PROBLEM STATEMENT »
From the data that follows, copy every line holding the string "smoothed".

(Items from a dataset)
————————

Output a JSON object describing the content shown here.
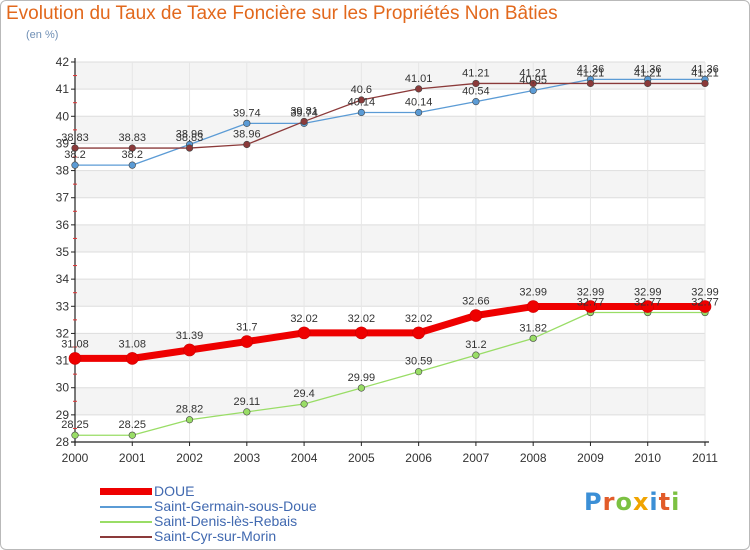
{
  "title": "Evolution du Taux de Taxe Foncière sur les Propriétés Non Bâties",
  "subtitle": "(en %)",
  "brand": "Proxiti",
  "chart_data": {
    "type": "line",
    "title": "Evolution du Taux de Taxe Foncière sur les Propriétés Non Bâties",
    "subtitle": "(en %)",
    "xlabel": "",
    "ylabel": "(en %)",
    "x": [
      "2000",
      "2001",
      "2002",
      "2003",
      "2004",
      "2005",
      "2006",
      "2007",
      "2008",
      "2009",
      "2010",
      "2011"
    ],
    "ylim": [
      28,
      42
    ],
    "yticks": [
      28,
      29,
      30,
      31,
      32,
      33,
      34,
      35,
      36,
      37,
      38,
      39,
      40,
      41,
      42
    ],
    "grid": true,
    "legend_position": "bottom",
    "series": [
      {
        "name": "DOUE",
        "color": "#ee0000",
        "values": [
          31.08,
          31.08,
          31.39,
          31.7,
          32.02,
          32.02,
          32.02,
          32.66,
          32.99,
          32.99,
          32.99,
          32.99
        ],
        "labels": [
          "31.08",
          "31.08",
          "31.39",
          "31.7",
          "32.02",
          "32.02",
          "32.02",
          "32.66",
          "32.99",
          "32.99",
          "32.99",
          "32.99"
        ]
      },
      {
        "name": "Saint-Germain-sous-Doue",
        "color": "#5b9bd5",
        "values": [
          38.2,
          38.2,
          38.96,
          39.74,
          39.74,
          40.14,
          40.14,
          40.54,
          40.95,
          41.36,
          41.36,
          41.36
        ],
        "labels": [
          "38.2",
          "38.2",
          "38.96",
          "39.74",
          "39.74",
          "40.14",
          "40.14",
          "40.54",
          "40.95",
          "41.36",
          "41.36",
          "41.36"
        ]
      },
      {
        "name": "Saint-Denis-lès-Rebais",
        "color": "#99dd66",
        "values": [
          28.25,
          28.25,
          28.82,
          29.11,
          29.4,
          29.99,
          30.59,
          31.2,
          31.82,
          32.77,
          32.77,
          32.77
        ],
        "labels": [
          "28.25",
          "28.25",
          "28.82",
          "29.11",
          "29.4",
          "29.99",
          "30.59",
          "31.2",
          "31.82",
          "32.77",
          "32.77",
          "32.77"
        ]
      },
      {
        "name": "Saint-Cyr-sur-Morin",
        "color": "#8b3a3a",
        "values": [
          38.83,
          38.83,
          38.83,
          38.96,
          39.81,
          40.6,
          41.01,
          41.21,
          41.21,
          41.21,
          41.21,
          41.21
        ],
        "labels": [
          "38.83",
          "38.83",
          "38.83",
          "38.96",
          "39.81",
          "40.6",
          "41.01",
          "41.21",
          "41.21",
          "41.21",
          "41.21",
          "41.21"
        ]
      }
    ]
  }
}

————————

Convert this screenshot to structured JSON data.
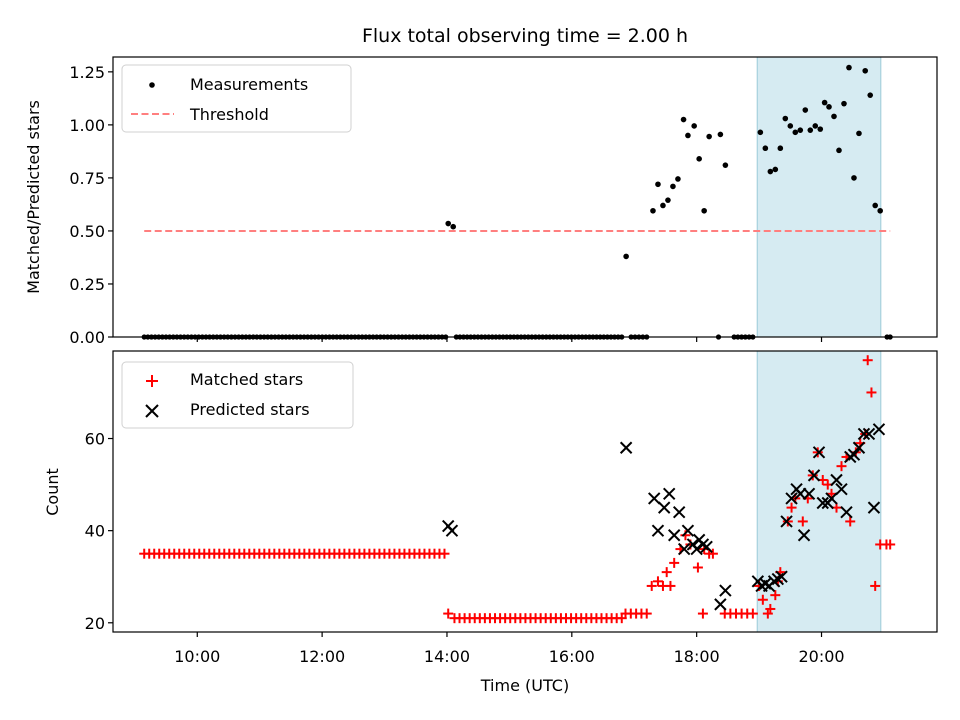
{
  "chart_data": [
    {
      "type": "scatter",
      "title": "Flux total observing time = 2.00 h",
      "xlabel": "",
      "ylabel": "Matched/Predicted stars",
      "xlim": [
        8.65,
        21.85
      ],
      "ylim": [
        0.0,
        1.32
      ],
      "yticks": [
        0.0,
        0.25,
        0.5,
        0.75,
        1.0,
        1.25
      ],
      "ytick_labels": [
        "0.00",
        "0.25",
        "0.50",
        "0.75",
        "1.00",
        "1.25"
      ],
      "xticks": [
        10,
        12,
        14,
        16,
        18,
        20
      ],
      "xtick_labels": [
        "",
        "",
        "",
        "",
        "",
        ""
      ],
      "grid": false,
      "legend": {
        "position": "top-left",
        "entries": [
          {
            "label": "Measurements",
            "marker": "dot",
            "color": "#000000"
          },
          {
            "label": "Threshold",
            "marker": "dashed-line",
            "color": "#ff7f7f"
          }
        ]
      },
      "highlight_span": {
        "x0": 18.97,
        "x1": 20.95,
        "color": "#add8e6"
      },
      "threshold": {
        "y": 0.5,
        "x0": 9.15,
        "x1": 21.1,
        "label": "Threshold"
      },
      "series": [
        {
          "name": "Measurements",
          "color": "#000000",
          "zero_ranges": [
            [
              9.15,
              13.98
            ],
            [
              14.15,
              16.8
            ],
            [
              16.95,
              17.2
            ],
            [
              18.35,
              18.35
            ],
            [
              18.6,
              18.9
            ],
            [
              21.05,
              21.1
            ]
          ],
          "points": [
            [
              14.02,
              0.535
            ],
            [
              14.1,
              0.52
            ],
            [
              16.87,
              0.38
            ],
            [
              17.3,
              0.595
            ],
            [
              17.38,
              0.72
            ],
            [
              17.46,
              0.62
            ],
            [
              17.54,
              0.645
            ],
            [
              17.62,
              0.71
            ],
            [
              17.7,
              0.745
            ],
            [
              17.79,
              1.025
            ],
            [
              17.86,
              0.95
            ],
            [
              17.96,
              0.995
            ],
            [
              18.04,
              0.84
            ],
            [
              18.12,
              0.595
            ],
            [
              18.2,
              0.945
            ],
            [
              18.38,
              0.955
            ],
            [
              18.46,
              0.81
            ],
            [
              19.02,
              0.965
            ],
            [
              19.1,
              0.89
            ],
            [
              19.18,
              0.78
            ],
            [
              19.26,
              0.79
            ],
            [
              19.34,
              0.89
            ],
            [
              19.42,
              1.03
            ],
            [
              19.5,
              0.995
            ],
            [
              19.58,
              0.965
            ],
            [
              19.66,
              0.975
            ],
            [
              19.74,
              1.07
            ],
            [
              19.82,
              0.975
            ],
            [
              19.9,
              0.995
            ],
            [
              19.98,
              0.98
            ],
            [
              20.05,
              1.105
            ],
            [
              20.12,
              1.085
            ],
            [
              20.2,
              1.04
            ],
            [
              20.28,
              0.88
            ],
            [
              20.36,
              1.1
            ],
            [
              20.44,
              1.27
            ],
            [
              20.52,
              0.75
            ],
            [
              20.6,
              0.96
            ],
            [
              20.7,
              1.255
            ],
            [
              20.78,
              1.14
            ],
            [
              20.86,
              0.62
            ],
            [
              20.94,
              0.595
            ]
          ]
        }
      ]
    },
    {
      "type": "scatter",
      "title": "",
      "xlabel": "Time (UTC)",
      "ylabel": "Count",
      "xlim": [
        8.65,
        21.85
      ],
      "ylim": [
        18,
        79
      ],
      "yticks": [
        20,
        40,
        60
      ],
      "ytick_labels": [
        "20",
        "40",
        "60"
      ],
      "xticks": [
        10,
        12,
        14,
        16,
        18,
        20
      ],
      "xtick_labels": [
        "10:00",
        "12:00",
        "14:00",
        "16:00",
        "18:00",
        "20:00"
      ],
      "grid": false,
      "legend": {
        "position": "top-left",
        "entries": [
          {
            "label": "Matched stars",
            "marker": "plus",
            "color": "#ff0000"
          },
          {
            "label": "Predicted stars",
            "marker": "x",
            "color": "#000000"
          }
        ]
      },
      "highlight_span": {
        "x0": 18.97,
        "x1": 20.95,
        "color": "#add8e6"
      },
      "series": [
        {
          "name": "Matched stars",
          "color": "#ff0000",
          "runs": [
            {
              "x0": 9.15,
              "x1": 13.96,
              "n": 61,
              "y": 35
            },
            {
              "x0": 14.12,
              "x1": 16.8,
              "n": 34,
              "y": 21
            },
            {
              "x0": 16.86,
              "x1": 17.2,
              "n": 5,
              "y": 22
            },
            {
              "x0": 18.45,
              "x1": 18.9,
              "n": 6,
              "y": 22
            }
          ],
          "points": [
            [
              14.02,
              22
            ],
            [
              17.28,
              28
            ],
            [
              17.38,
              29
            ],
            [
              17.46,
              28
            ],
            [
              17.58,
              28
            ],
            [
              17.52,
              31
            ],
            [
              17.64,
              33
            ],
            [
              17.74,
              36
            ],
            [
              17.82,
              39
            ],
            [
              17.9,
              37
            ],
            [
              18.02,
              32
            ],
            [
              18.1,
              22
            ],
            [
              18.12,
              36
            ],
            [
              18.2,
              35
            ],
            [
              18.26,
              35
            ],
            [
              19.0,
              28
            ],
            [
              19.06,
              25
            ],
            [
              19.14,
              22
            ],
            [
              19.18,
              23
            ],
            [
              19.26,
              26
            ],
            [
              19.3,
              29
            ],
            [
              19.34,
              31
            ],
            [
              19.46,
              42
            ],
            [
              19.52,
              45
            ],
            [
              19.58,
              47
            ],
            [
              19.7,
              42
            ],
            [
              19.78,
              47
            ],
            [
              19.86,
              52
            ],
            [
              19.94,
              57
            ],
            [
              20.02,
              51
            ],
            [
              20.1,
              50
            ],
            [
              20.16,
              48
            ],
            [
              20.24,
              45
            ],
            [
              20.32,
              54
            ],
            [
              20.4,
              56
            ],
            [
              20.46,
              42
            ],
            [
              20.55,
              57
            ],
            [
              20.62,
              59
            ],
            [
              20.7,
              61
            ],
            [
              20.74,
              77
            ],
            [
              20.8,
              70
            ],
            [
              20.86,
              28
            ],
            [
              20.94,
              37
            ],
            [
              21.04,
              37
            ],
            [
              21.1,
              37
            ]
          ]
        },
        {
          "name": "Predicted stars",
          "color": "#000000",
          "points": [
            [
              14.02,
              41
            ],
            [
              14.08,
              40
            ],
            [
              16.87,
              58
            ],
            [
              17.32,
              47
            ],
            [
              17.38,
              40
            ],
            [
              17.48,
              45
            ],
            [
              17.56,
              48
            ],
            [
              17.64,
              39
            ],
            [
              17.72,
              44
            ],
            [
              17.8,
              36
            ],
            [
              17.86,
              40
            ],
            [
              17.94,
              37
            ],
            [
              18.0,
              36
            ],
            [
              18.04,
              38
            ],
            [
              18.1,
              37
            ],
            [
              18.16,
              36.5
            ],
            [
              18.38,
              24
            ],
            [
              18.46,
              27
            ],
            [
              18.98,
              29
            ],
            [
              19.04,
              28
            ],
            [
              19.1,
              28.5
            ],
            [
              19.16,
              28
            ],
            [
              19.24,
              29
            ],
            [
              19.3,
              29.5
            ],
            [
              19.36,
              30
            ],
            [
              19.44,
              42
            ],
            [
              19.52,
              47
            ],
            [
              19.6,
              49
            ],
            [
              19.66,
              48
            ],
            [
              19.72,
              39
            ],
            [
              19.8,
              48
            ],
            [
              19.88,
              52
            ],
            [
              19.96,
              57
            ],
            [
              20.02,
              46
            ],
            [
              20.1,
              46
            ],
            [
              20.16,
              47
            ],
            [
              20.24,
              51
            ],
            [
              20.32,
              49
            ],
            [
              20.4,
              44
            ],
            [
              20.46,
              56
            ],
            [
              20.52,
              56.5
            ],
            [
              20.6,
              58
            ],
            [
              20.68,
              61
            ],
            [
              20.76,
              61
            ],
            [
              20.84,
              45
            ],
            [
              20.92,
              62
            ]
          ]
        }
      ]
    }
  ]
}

————————

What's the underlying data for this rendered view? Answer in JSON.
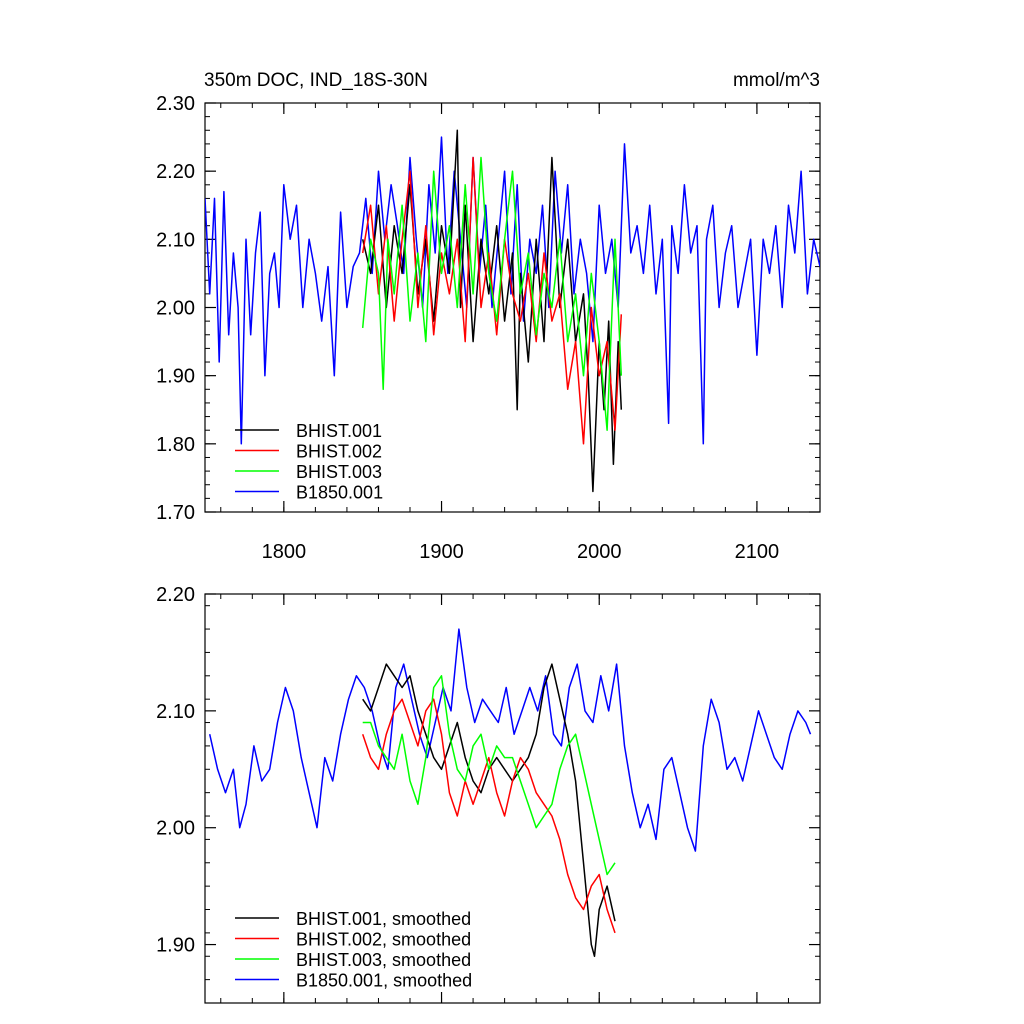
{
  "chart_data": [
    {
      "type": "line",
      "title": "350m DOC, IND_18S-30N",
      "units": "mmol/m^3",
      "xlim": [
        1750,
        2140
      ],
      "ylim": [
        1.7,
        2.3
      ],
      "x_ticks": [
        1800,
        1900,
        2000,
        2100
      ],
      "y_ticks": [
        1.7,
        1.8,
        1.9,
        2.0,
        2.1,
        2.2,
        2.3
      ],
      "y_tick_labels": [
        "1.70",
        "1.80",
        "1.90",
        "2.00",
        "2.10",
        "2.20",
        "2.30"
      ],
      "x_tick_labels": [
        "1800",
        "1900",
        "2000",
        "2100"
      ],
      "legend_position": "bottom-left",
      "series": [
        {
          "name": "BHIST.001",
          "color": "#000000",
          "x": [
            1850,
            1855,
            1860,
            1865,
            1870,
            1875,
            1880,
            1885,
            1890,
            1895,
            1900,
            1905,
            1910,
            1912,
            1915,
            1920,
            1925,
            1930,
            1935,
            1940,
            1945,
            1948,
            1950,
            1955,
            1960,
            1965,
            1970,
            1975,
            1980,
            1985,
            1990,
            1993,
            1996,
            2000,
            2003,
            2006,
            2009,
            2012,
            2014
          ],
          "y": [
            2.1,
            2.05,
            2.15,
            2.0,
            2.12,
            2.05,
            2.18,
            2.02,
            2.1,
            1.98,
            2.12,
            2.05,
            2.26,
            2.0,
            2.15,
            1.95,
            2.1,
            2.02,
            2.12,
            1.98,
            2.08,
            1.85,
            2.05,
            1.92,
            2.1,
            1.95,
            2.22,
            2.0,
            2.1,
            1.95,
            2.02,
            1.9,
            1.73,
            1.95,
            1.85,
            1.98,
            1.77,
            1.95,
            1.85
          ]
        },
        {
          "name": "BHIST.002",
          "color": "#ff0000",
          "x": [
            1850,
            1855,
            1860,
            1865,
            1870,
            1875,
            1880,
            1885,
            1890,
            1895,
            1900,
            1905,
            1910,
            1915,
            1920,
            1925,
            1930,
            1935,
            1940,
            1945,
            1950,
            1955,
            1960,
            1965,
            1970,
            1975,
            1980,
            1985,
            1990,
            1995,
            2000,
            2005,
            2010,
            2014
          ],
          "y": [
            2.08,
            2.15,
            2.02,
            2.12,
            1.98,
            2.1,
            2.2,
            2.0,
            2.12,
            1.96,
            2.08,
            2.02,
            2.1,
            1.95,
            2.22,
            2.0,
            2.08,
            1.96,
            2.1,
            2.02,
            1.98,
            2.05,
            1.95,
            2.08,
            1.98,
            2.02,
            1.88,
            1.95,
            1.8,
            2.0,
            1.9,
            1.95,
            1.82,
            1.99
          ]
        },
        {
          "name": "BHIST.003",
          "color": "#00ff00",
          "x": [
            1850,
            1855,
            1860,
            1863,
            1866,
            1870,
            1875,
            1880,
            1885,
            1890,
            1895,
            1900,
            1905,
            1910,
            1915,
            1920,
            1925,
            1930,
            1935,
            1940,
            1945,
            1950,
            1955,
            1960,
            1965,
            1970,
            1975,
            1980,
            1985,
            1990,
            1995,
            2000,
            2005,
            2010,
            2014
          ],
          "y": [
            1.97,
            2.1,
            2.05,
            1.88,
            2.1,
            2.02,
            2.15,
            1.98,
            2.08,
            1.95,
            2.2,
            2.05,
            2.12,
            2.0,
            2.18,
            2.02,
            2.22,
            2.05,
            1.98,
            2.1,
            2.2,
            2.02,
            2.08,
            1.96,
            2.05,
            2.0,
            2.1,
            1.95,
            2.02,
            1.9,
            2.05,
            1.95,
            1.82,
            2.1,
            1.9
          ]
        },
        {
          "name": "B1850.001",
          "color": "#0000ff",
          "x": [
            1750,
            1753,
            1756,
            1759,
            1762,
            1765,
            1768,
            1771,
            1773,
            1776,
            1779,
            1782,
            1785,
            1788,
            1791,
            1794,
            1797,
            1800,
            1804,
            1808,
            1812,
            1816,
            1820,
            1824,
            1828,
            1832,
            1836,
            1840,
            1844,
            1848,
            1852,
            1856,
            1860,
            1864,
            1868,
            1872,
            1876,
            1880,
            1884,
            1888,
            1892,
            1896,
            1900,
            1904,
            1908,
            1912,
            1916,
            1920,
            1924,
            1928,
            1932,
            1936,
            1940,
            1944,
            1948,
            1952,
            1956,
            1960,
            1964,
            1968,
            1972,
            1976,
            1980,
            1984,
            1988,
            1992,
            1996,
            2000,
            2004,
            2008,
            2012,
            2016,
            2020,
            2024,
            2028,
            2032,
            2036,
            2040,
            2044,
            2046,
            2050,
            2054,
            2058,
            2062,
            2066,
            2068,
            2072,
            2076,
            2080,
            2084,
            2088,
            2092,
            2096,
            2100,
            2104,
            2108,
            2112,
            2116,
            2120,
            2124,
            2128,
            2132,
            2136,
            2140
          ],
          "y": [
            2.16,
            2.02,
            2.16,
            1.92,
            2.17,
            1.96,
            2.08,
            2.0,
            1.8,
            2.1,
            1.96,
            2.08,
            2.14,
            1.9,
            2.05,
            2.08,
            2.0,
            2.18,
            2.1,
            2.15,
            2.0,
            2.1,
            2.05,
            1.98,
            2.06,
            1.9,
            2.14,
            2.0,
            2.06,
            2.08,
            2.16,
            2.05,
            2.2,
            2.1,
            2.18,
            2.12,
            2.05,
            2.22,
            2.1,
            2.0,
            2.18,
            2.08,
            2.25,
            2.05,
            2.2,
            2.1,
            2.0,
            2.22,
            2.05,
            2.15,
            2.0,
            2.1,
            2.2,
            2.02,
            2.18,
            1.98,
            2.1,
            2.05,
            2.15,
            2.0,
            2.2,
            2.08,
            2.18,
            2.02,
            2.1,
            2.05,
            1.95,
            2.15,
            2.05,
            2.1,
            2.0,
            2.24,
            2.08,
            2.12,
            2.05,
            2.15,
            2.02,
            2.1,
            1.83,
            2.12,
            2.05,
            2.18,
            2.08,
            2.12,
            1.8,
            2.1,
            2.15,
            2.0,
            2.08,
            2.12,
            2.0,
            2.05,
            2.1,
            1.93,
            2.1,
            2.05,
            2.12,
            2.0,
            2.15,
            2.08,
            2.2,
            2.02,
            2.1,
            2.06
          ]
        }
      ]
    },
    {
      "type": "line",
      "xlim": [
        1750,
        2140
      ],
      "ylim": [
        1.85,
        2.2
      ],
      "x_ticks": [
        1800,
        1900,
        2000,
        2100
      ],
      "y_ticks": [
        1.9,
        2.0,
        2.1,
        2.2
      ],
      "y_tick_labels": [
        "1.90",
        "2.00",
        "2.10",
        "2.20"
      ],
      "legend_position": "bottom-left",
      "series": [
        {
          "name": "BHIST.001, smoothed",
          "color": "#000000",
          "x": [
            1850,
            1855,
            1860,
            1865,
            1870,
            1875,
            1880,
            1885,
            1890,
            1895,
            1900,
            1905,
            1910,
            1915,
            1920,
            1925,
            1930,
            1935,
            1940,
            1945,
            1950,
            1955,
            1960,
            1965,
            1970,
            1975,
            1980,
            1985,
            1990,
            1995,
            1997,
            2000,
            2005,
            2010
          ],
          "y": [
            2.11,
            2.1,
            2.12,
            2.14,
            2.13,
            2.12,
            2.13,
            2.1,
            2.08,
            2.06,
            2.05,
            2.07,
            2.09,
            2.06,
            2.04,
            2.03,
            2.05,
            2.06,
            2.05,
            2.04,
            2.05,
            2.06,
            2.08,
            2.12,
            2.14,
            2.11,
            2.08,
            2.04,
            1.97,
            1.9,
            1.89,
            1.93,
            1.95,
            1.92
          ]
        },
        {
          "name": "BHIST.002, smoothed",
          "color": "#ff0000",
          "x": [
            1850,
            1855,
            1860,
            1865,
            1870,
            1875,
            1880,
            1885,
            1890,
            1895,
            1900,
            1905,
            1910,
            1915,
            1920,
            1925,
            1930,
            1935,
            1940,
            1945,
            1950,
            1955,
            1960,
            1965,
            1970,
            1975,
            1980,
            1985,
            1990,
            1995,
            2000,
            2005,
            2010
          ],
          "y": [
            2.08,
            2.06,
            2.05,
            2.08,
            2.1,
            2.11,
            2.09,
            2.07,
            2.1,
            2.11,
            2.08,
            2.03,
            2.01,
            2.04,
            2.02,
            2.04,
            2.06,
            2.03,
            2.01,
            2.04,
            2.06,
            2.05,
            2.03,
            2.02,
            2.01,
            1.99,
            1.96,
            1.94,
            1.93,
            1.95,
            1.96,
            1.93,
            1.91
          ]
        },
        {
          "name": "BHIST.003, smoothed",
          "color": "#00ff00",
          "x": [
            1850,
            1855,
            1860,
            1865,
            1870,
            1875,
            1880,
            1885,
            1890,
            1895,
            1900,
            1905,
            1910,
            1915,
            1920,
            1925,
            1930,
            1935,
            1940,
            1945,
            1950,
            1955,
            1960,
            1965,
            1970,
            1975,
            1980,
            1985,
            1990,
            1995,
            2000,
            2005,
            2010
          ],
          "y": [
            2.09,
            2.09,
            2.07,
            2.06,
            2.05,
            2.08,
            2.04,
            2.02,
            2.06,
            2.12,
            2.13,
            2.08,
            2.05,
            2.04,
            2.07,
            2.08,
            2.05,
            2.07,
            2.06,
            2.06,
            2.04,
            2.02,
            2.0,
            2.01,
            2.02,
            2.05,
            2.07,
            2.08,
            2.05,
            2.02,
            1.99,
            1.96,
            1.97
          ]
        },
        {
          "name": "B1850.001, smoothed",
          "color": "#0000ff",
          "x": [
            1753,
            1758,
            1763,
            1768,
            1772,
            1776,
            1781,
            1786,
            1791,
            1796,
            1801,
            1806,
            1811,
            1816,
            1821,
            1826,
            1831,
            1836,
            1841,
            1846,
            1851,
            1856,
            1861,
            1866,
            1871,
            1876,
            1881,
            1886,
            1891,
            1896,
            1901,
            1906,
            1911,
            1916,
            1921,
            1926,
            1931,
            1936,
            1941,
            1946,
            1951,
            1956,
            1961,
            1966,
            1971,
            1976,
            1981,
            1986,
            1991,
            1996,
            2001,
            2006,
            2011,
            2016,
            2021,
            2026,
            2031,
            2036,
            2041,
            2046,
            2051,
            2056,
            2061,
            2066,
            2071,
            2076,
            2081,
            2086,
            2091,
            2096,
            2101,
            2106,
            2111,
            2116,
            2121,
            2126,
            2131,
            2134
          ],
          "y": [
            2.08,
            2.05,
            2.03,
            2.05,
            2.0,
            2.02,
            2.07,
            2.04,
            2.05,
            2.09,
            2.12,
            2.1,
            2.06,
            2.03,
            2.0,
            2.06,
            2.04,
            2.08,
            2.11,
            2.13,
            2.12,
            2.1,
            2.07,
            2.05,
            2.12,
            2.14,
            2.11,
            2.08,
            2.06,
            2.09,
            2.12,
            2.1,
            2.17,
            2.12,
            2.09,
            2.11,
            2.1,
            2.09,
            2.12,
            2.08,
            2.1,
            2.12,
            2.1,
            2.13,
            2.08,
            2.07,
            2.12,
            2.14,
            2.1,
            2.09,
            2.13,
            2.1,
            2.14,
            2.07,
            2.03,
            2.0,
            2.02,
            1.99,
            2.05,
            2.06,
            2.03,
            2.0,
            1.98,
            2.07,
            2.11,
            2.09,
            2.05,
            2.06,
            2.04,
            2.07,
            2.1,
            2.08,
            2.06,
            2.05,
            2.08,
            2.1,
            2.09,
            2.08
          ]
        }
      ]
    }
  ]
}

————————

RESPONSE TO THIS TASK »
          "name": "BHIST.001, smoothed",
          "name": "BHIST.002, smoothed",
          "name": "BHIST.003, smoothed",
          "name": "B1850.001, smoothed",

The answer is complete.